## Instruction
Write out each line word for word. Drop pictures.
start Dataset records
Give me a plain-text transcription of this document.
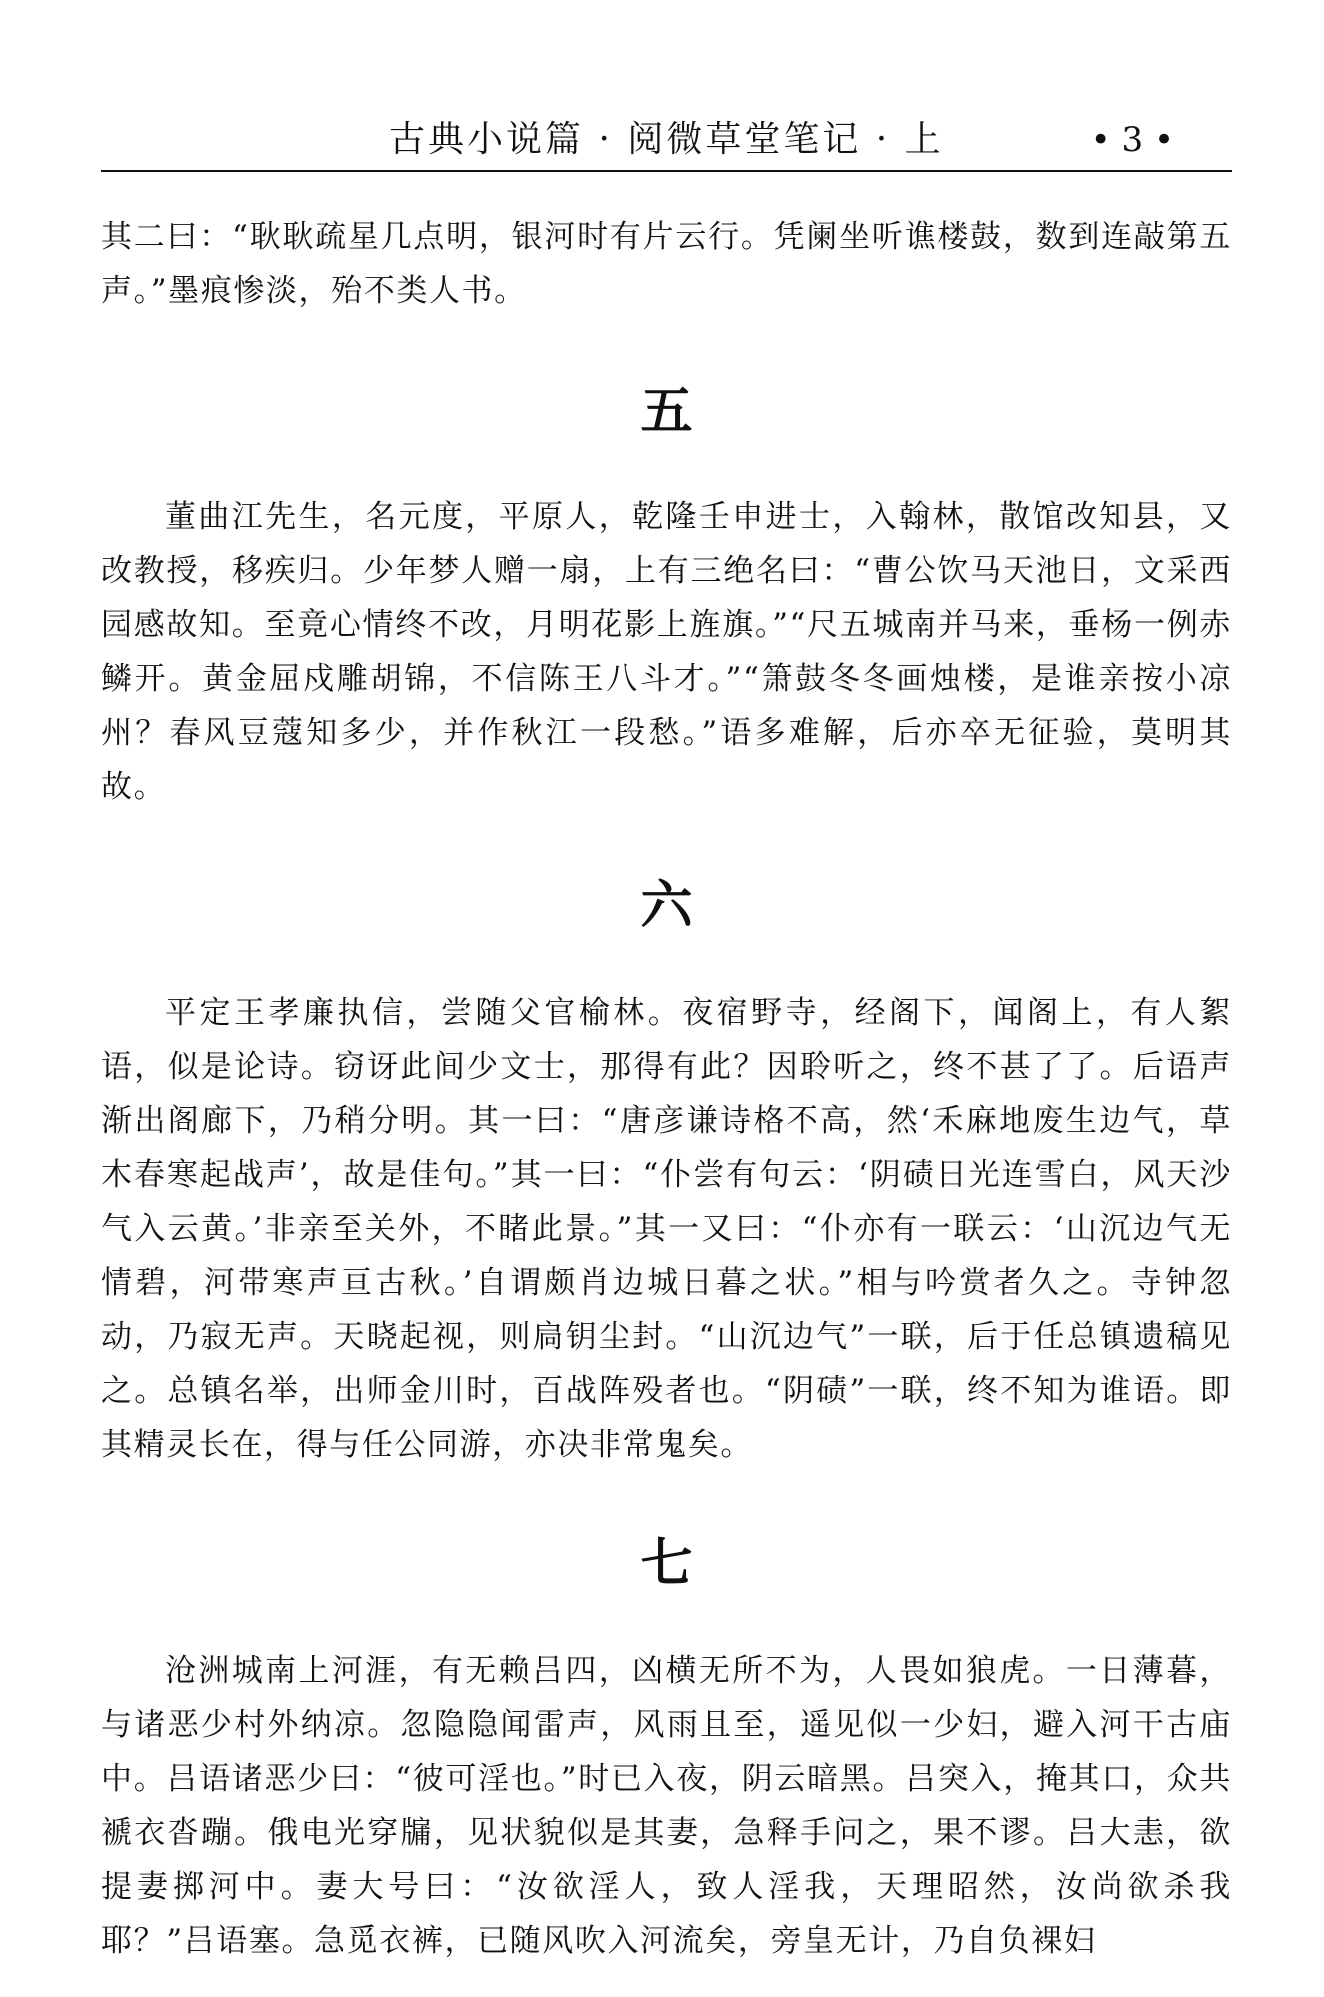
古典小说篇 · 阅微草堂笔记 · 上	• 3 •

其二曰：“耿耿疏星几点明，银河时有片云行。凭阑坐听谯楼鼓，数到连敲第五声。”墨痕惨淡，殆不类人书。

五

董曲江先生，名元度，平原人，乾隆壬申进士，入翰林，散馆改知县，又改教授，移疾归。少年梦人赠一扇，上有三绝名曰：“曹公饮马天池日，文采西园感故知。至竟心情终不改，月明花影上旌旗。”“尺五城南并马来，垂杨一例赤鳞开。黄金屈戍雕胡锦，不信陈王八斗才。”“箫鼓冬冬画烛楼，是谁亲按小凉州？春风豆蔻知多少，并作秋江一段愁。”语多难解，后亦卒无征验，莫明其故。

六

平定王孝廉执信，尝随父官榆林。夜宿野寺，经阁下，闻阁上，有人絮语，似是论诗。窃讶此间少文士，那得有此？因聆听之，终不甚了了。后语声渐出阁廊下，乃稍分明。其一曰：“唐彦谦诗格不高，然‘禾麻地废生边气，草木春寒起战声’，故是佳句。”其一曰：“仆尝有句云：‘阴碛日光连雪白，风天沙气入云黄。’非亲至关外，不睹此景。”其一又曰：“仆亦有一联云：‘山沉边气无情碧，河带寒声亘古秋。’自谓颇肖边城日暮之状。”相与吟赏者久之。寺钟忽动，乃寂无声。天晓起视，则扃钥尘封。“山沉边气”一联，后于任总镇遗稿见之。总镇名举，出师金川时，百战阵殁者也。“阴碛”一联，终不知为谁语。即其精灵长在，得与任公同游，亦决非常鬼矣。

七

沧洲城南上河涯，有无赖吕四，凶横无所不为，人畏如狼虎。一日薄暮，与诸恶少村外纳凉。忽隐隐闻雷声，风雨且至，遥见似一少妇，避入河干古庙中。吕语诸恶少曰：“彼可淫也。”时已入夜，阴云暗黑。吕突入，掩其口，众共褫衣沓蹦。俄电光穿牖，见状貌似是其妻，急释手问之，果不谬。吕大恚，欲提妻掷河中。妻大号曰：“汝欲淫人，致人淫我，天理昭然，汝尚欲杀我耶？”吕语塞。急觅衣裤，已随风吹入河流矣，旁皇无计，乃自负裸妇
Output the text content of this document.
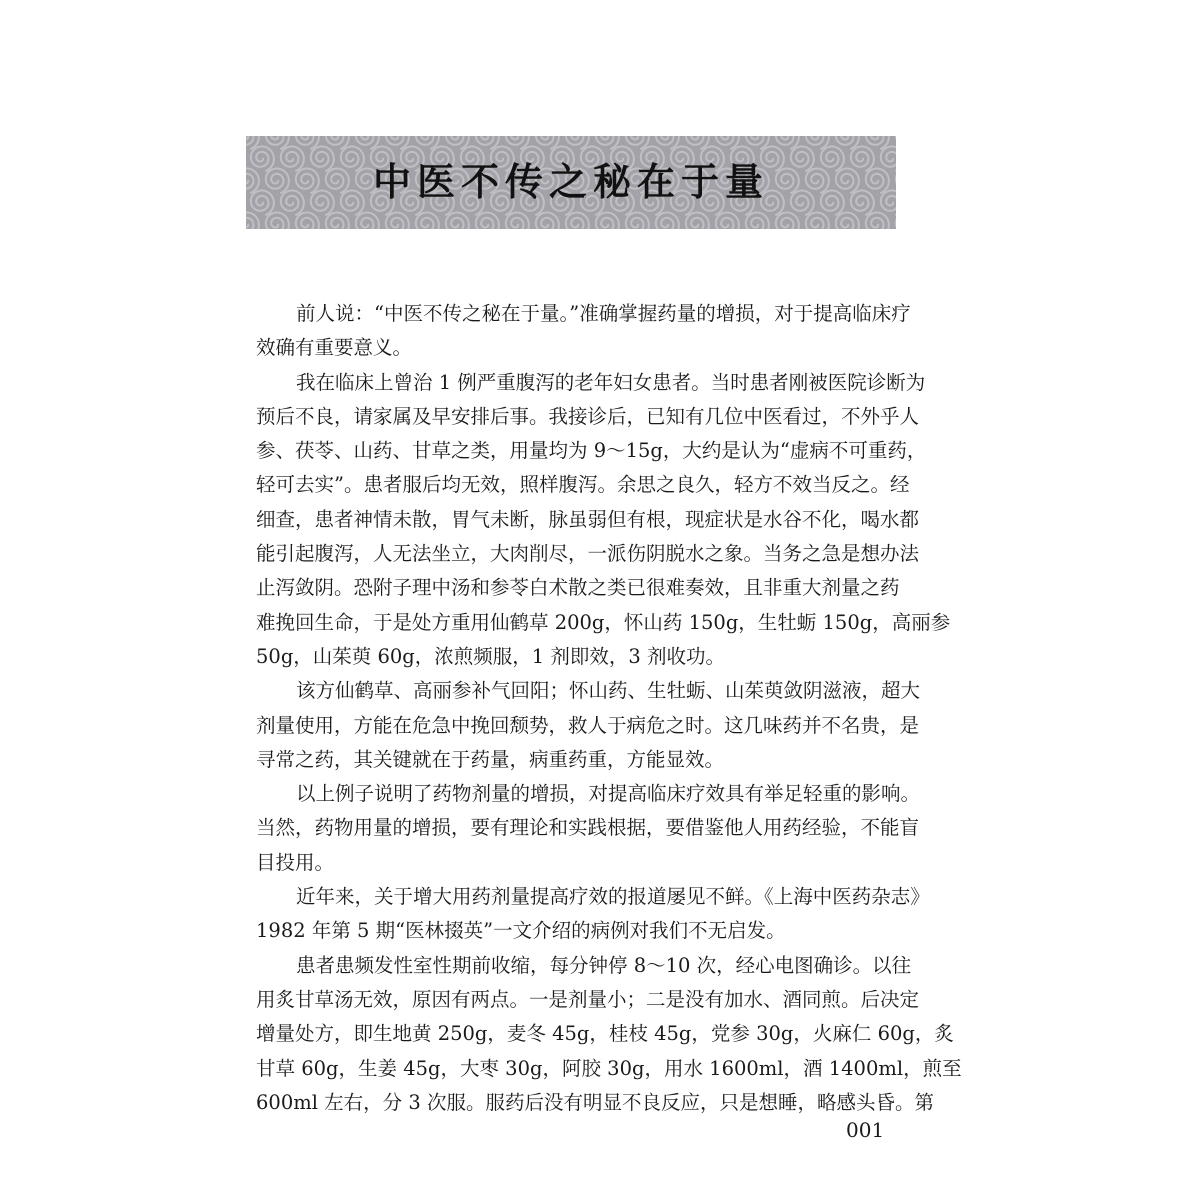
中医不传之秘在于量
前人说：“中医不传之秘在于量。”准确掌握药量的增损，对于提高临床疗
效确有重要意义。
我在临床上曾治 1 例严重腹泻的老年妇女患者。当时患者刚被医院诊断为
预后不良，请家属及早安排后事。我接诊后，已知有几位中医看过，不外乎人
参、茯苓、山药、甘草之类，用量均为 9～15g，大约是认为“虚病不可重药，
轻可去实”。患者服后均无效，照样腹泻。余思之良久，轻方不效当反之。经
细查，患者神情未散，胃气未断，脉虽弱但有根，现症状是水谷不化，喝水都
能引起腹泻，人无法坐立，大肉削尽，一派伤阴脱水之象。当务之急是想办法
止泻敛阴。恐附子理中汤和参苓白术散之类已很难奏效，且非重大剂量之药
难挽回生命，于是处方重用仙鹤草 200g，怀山药 150g，生牡蛎 150g，高丽参
50g，山茱萸 60g，浓煎频服，1 剂即效，3 剂收功。
该方仙鹤草、高丽参补气回阳；怀山药、生牡蛎、山茱萸敛阴滋液，超大
剂量使用，方能在危急中挽回颓势，救人于病危之时。这几味药并不名贵，是
寻常之药，其关键就在于药量，病重药重，方能显效。
以上例子说明了药物剂量的增损，对提高临床疗效具有举足轻重的影响。
当然，药物用量的增损，要有理论和实践根据，要借鉴他人用药经验，不能盲
目投用。
近年来，关于增大用药剂量提高疗效的报道屡见不鲜。《上海中医药杂志》
1982 年第 5 期“医林掇英”一文介绍的病例对我们不无启发。
患者患频发性室性期前收缩，每分钟停 8～10 次，经心电图确诊。以往
用炙甘草汤无效，原因有两点。一是剂量小；二是没有加水、酒同煎。后决定
增量处方，即生地黄 250g，麦冬 45g，桂枝 45g，党参 30g，火麻仁 60g，炙
甘草 60g，生姜 45g，大枣 30g，阿胶 30g，用水 1600ml，酒 1400ml，煎至
600ml 左右，分 3 次服。服药后没有明显不良反应，只是想睡，略感头昏。第
001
end Dataset records
## Solution for this task
Give me a plain-text transcription of this document.
古典小说篇 · 阅微草堂笔记 · 上	• 3 •

其二曰：“耿耿疏星几点明，银河时有片云行。凭阑坐听谯楼鼓，数到连敲第五声。”墨痕惨淡，殆不类人书。

五

董曲江先生，名元度，平原人，乾隆壬申进士，入翰林，散馆改知县，又改教授，移疾归。少年梦人赠一扇，上有三绝名曰：“曹公饮马天池日，文采西园感故知。至竟心情终不改，月明花影上旌旗。”“尺五城南并马来，垂杨一例赤鳞开。黄金屈戍雕胡锦，不信陈王八斗才。”“箫鼓冬冬画烛楼，是谁亲按小凉州？春风豆蔻知多少，并作秋江一段愁。”语多难解，后亦卒无征验，莫明其故。

六

平定王孝廉执信，尝随父官榆林。夜宿野寺，经阁下，闻阁上，有人絮语，似是论诗。窃讶此间少文士，那得有此？因聆听之，终不甚了了。后语声渐出阁廊下，乃稍分明。其一曰：“唐彦谦诗格不高，然‘禾麻地废生边气，草木春寒起战声’，故是佳句。”其一曰：“仆尝有句云：‘阴碛日光连雪白，风天沙气入云黄。’非亲至关外，不睹此景。”其一又曰：“仆亦有一联云：‘山沉边气无情碧，河带寒声亘古秋。’自谓颇肖边城日暮之状。”相与吟赏者久之。寺钟忽动，乃寂无声。天晓起视，则扃钥尘封。“山沉边气”一联，后于任总镇遗稿见之。总镇名举，出师金川时，百战阵殁者也。“阴碛”一联，终不知为谁语。即其精灵长在，得与任公同游，亦决非常鬼矣。

七

沧洲城南上河涯，有无赖吕四，凶横无所不为，人畏如狼虎。一日薄暮，与诸恶少村外纳凉。忽隐隐闻雷声，风雨且至，遥见似一少妇，避入河干古庙中。吕语诸恶少曰：“彼可淫也。”时已入夜，阴云暗黑。吕突入，掩其口，众共褫衣沓蹦。俄电光穿牖，见状貌似是其妻，急释手问之，果不谬。吕大恚，欲提妻掷河中。妻大号曰：“汝欲淫人，致人淫我，天理昭然，汝尚欲杀我耶？”吕语塞。急觅衣裤，已随风吹入河流矣，旁皇无计，乃自负裸妇
Output the text content of this document.
中医不传之秘在于量
前人说：“中医不传之秘在于量。”准确掌握药量的增损，对于提高临床疗
效确有重要意义。
我在临床上曾治 1 例严重腹泻的老年妇女患者。当时患者刚被医院诊断为
预后不良，请家属及早安排后事。我接诊后，已知有几位中医看过，不外乎人
参、茯苓、山药、甘草之类，用量均为 9～15g，大约是认为“虚病不可重药，
轻可去实”。患者服后均无效，照样腹泻。余思之良久，轻方不效当反之。经
细查，患者神情未散，胃气未断，脉虽弱但有根，现症状是水谷不化，喝水都
能引起腹泻，人无法坐立，大肉削尽，一派伤阴脱水之象。当务之急是想办法
止泻敛阴。恐附子理中汤和参苓白术散之类已很难奏效，且非重大剂量之药
难挽回生命，于是处方重用仙鹤草 200g，怀山药 150g，生牡蛎 150g，高丽参
50g，山茱萸 60g，浓煎频服，1 剂即效，3 剂收功。
该方仙鹤草、高丽参补气回阳；怀山药、生牡蛎、山茱萸敛阴滋液，超大
剂量使用，方能在危急中挽回颓势，救人于病危之时。这几味药并不名贵，是
寻常之药，其关键就在于药量，病重药重，方能显效。
以上例子说明了药物剂量的增损，对提高临床疗效具有举足轻重的影响。
当然，药物用量的增损，要有理论和实践根据，要借鉴他人用药经验，不能盲
目投用。
近年来，关于增大用药剂量提高疗效的报道屡见不鲜。《上海中医药杂志》
1982 年第 5 期“医林掇英”一文介绍的病例对我们不无启发。
患者患频发性室性期前收缩，每分钟停 8～10 次，经心电图确诊。以往
用炙甘草汤无效，原因有两点。一是剂量小；二是没有加水、酒同煎。后决定
增量处方，即生地黄 250g，麦冬 45g，桂枝 45g，党参 30g，火麻仁 60g，炙
甘草 60g，生姜 45g，大枣 30g，阿胶 30g，用水 1600ml，酒 1400ml，煎至
600ml 左右，分 3 次服。服药后没有明显不良反应，只是想睡，略感头昏。第
001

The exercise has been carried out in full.